** Begin RAW DATA **

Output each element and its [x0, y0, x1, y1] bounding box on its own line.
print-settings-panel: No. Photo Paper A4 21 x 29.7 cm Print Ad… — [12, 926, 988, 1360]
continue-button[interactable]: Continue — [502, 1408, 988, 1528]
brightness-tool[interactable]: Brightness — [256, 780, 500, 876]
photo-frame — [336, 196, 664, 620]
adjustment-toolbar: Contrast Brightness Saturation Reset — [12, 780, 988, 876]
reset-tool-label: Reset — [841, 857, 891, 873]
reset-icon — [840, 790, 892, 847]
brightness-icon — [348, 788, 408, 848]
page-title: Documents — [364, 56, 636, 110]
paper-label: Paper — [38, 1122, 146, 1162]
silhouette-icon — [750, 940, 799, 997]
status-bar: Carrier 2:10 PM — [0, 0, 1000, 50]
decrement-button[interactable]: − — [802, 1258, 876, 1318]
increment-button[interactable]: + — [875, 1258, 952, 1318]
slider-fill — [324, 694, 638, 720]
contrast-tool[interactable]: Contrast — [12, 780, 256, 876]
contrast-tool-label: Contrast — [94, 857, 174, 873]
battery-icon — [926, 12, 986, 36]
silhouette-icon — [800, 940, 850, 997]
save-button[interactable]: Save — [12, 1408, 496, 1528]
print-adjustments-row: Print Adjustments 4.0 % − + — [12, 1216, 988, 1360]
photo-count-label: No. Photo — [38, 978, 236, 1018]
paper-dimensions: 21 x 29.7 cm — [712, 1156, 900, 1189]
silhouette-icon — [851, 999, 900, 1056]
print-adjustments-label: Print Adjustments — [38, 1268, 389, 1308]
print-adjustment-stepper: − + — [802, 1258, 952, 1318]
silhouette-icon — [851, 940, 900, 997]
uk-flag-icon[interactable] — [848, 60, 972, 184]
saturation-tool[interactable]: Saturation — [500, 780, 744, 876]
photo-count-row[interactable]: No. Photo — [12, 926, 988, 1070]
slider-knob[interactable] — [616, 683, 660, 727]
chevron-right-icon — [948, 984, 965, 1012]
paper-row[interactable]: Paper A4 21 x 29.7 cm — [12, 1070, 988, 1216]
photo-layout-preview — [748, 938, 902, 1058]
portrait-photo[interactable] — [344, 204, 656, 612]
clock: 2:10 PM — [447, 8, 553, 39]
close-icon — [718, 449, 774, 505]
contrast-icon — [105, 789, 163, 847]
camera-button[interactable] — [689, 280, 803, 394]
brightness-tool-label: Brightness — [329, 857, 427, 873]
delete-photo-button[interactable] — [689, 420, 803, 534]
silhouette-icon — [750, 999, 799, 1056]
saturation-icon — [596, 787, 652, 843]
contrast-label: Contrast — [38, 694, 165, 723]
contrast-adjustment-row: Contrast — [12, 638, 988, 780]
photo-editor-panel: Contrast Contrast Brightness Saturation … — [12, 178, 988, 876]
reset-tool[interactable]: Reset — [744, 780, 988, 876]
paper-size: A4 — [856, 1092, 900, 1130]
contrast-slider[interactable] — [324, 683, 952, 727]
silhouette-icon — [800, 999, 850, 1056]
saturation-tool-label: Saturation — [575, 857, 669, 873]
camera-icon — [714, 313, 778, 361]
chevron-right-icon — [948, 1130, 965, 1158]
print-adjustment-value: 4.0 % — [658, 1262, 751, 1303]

** End RAW DATA **

Copy word for word the stretch of the records above, from the start through the line that contains "contrast-adjustment-row: Contrast —".

CORRECT ANSWER -
Output each element and its [x0, y0, x1, y1] bounding box on its own line.
print-settings-panel: No. Photo Paper A4 21 x 29.7 cm Print Ad… — [12, 926, 988, 1360]
continue-button[interactable]: Continue — [502, 1408, 988, 1528]
brightness-tool[interactable]: Brightness — [256, 780, 500, 876]
photo-frame — [336, 196, 664, 620]
adjustment-toolbar: Contrast Brightness Saturation Reset — [12, 780, 988, 876]
reset-tool-label: Reset — [841, 857, 891, 873]
reset-icon — [840, 790, 892, 847]
brightness-icon — [348, 788, 408, 848]
page-title: Documents — [364, 56, 636, 110]
paper-label: Paper — [38, 1122, 146, 1162]
silhouette-icon — [750, 940, 799, 997]
status-bar: Carrier 2:10 PM — [0, 0, 1000, 50]
decrement-button[interactable]: − — [802, 1258, 876, 1318]
increment-button[interactable]: + — [875, 1258, 952, 1318]
slider-fill — [324, 694, 638, 720]
contrast-tool[interactable]: Contrast — [12, 780, 256, 876]
contrast-tool-label: Contrast — [94, 857, 174, 873]
battery-icon — [926, 12, 986, 36]
silhouette-icon — [800, 940, 850, 997]
save-button[interactable]: Save — [12, 1408, 496, 1528]
print-adjustments-row: Print Adjustments 4.0 % − + — [12, 1216, 988, 1360]
photo-count-label: No. Photo — [38, 978, 236, 1018]
paper-dimensions: 21 x 29.7 cm — [712, 1156, 900, 1189]
silhouette-icon — [851, 999, 900, 1056]
print-adjustments-label: Print Adjustments — [38, 1268, 389, 1308]
print-adjustment-stepper: − + — [802, 1258, 952, 1318]
silhouette-icon — [851, 940, 900, 997]
uk-flag-icon[interactable] — [848, 60, 972, 184]
saturation-tool[interactable]: Saturation — [500, 780, 744, 876]
photo-count-row[interactable]: No. Photo — [12, 926, 988, 1070]
slider-knob[interactable] — [616, 683, 660, 727]
chevron-right-icon — [948, 984, 965, 1012]
paper-row[interactable]: Paper A4 21 x 29.7 cm — [12, 1070, 988, 1216]
photo-layout-preview — [748, 938, 902, 1058]
portrait-photo[interactable] — [344, 204, 656, 612]
clock: 2:10 PM — [447, 8, 553, 39]
close-icon — [718, 449, 774, 505]
contrast-icon — [105, 789, 163, 847]
camera-button[interactable] — [689, 280, 803, 394]
brightness-tool-label: Brightness — [329, 857, 427, 873]
delete-photo-button[interactable] — [689, 420, 803, 534]
silhouette-icon — [750, 999, 799, 1056]
saturation-icon — [596, 787, 652, 843]
contrast-label: Contrast — [38, 694, 165, 723]
contrast-adjustment-row: Contrast — [12, 638, 988, 780]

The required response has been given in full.